*Text block*:
Red Sage Productions presents Brilliant Traces by Cindy Lou Johnson, directed by Kiff Scholl at The Lounge Theater through February 10, 2019.

The Alaskan one-man radio station played on, a casual voice that had the listener in-and-out-of-dream sounds, accompanied by the wind blowing outside, some half heard noises about exits, front and back, silencing raucous phones, but beautiful, dreamingly soft, moving in and out of consciousness under a blanket, softly listening to the crepitating sounds of the cast iron fireplace, and rustling comfortably cozy on a nice long windy winter’s night. (Beautiful sounds by Sound Designer David Medina)

All was quiet in a lonely wood-frame home with a lonely pot on top of a dilapidated stove and a few dishes in the rack. (A beautiful cabin/home by Set Designer/Set Builder John Mahr.)

But, now, not all is quiet—there is a sudden loud knock. One hears it half asleep, something in this being twitches, stops a second, but now the knocking is real, up on feet, on top of the bed, as the disturbing sounds give way to an open door with cold quelling the heat.

Rosannah DeLuce (Caitlin Carleton) breaks into the room, a remarkable sight in off-white soiled wedding dress, like Dicken’s Miss Havisham in Great Expectations, worn and dirtied from traversing an hour in the snow to find this place of refuge.

The tall monstrous dark leviathan is now surprised, almost plastered to the cabin wall as the being covered in a blanket observes, standing on the bed and focused on the next move, maybe the last move, not knowing if the apparition is of good fortune or a desperate misfortune.

And Rosannah is a ball of ice, her hands coil from the cold, just useless nubs on the ends of her limbs, but just enough to grab a bottle, pours a drink, and intake the liquid refreshment to warm her inner soul, all the while explaining, through short gasps of air, why she is there.

Why is she there?

She inhales more air to warm her self, and takes another drink, the little things just to know that she exists, telling her story, until she can continue no further, and then she faints.

Dropping his blanket, Henry Harry (Chris Cardano) appears. Through all of this, he has not said a word.  He picks her up from the floor and places her on the bed.  He takes off her wedding dress, and then bathes her with warm water from the stove.  He covers her with a blanket, grabs her satin wedding shoes from the floor, and sits at his kitchen table with shoes in hand and weeps.  

 And then Rosannah sleeps for two days.

Why is she there in the middle of nowhere Alaska? Why are they both there?

Cindy Lou Johnson (play writer) answers those questions during the course of her 1989 play if either one of the characters would just come out and say it. But, past tragedies have the characters confused, about trust, and about painful memories.  Johnson provides enough outlandish dialogue that takes the characters on a circuitous route through confabulation to the truth.  Which, one believes, is the intention of the play because during the course of the play, those questions are realized.

*Rows*:
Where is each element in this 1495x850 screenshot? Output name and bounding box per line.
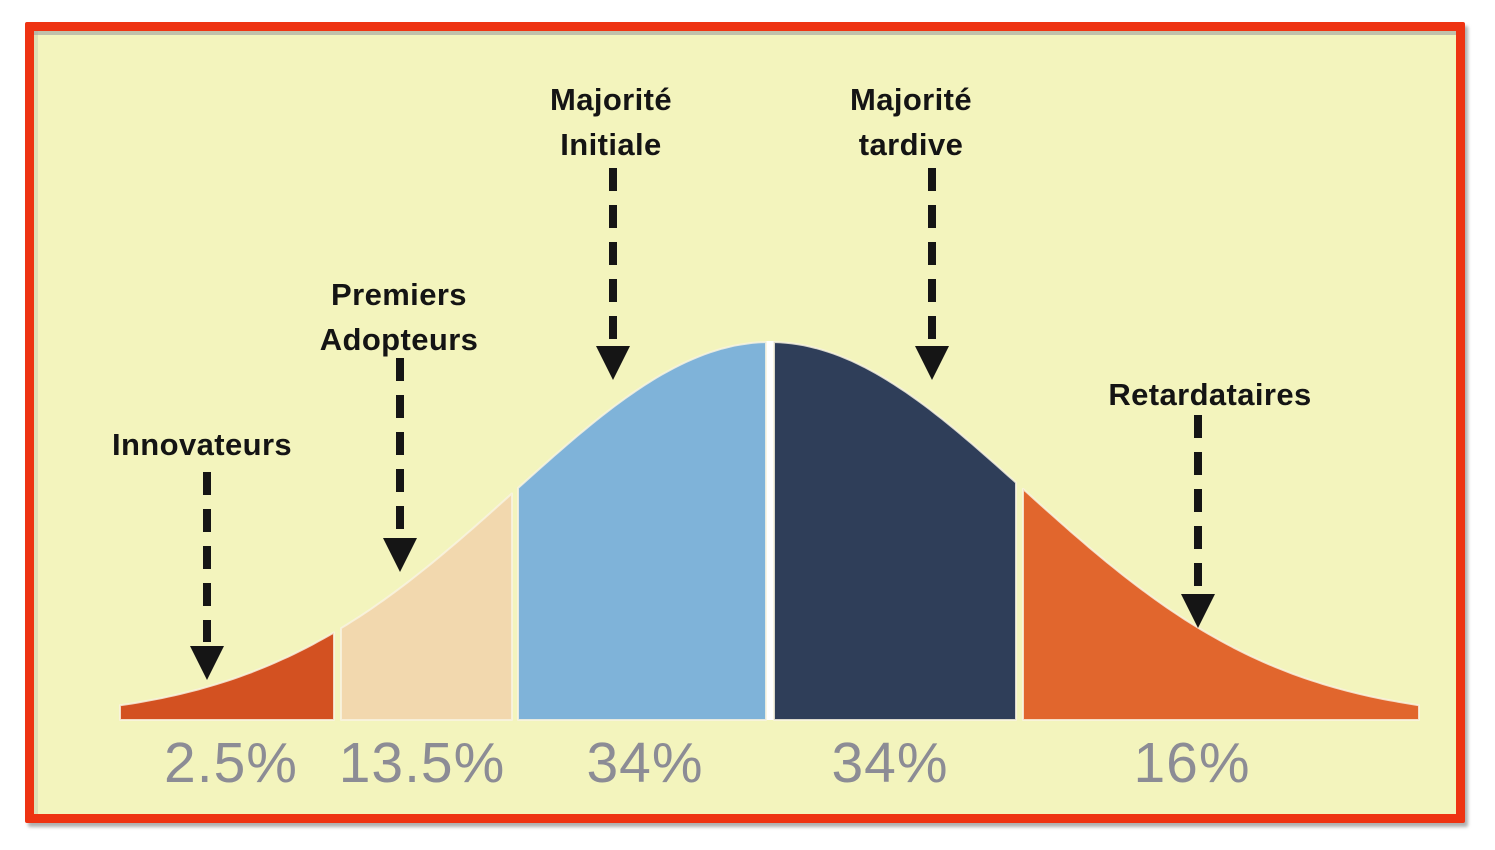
callout-majorite-tardive: Majorité tardive xyxy=(850,77,972,167)
value-label-retardataires: 16% xyxy=(1133,731,1251,795)
callout-majorite-initiale: Majorité Initiale xyxy=(550,77,672,167)
callout-line: Initiale xyxy=(560,127,662,162)
callout-line: Premiers xyxy=(331,277,467,312)
value-label-innovateurs: 2.5% xyxy=(164,731,298,795)
value-label-majorite-initiale: 34% xyxy=(586,731,704,795)
callout-retardataires: Retardataires xyxy=(1108,372,1311,417)
callout-line: Adopteurs xyxy=(319,322,479,357)
callout-line: tardive xyxy=(858,127,964,162)
callout-premiers-adopteurs: Premiers Adopteurs xyxy=(320,272,479,362)
callout-line: Retardataires xyxy=(1108,377,1312,412)
value-label-premiers-adopteurs: 13.5% xyxy=(338,731,506,795)
value-label-majorite-tardive: 34% xyxy=(831,731,949,795)
callout-line: Majorité xyxy=(549,82,673,117)
callout-line: Innovateurs xyxy=(111,427,293,462)
callout-innovateurs: Innovateurs xyxy=(112,422,292,467)
callout-line: Majorité xyxy=(849,82,973,117)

*Work required*:
Return the passage from the review of Brilliant Traces, everything from "She inhales more" down to "they both there?", copied exactly.

*Task result*:
She inhales more air to warm her self, and takes another drink, the little things just to know that she exists, telling her story, until she can continue no further, and then she faints.

Dropping his blanket, Henry Harry (Chris Cardano) appears. Through all of this, he has not said a word.  He picks her up from the floor and places her on the bed.  He takes off her wedding dress, and then bathes her with warm water from the stove.  He covers her with a blanket, grabs her satin wedding shoes from the floor, and sits at his kitchen table with shoes in hand and weeps.  

 And then Rosannah sleeps for two days.

Why is she there in the middle of nowhere Alaska? Why are they both there?